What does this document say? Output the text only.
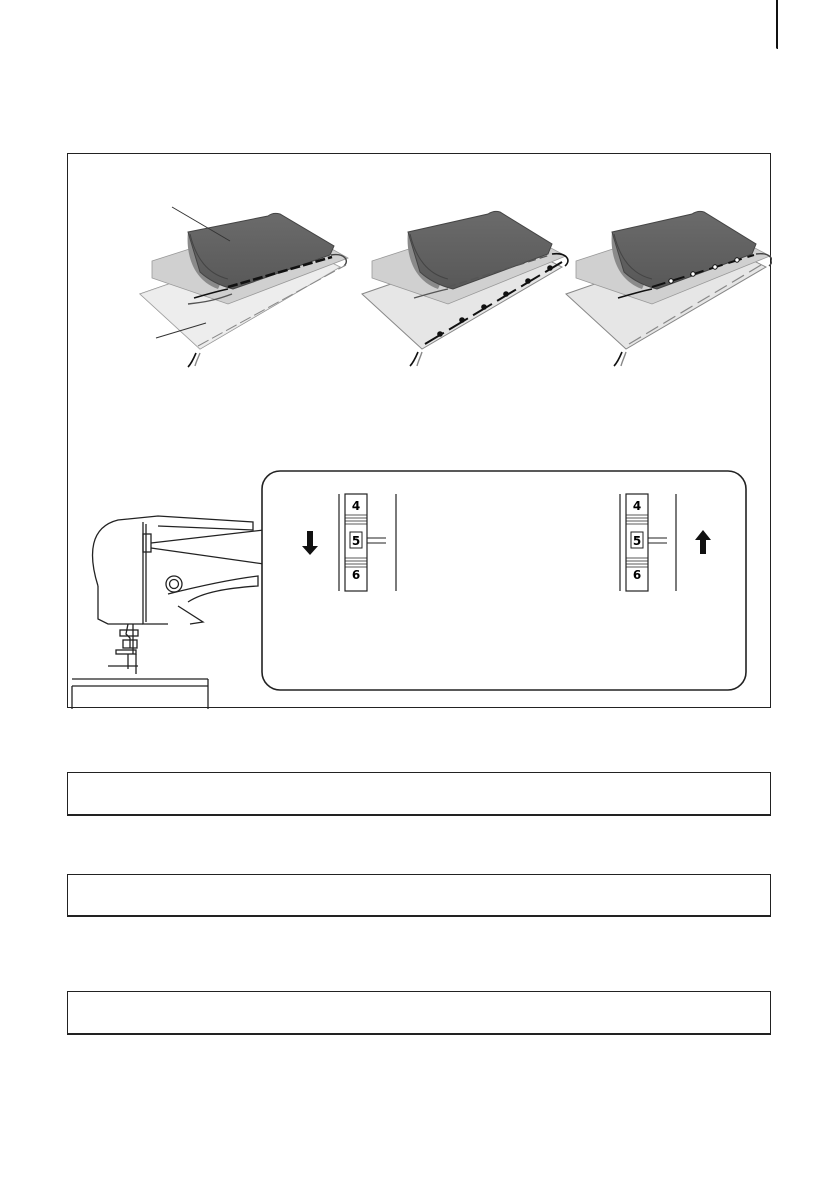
4
5
6
4
5
6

Task prompt: Print the full listing exactly, dropping the pictures.

Reply:
What does this document say? Output the text only.
4
5
6
4
5
6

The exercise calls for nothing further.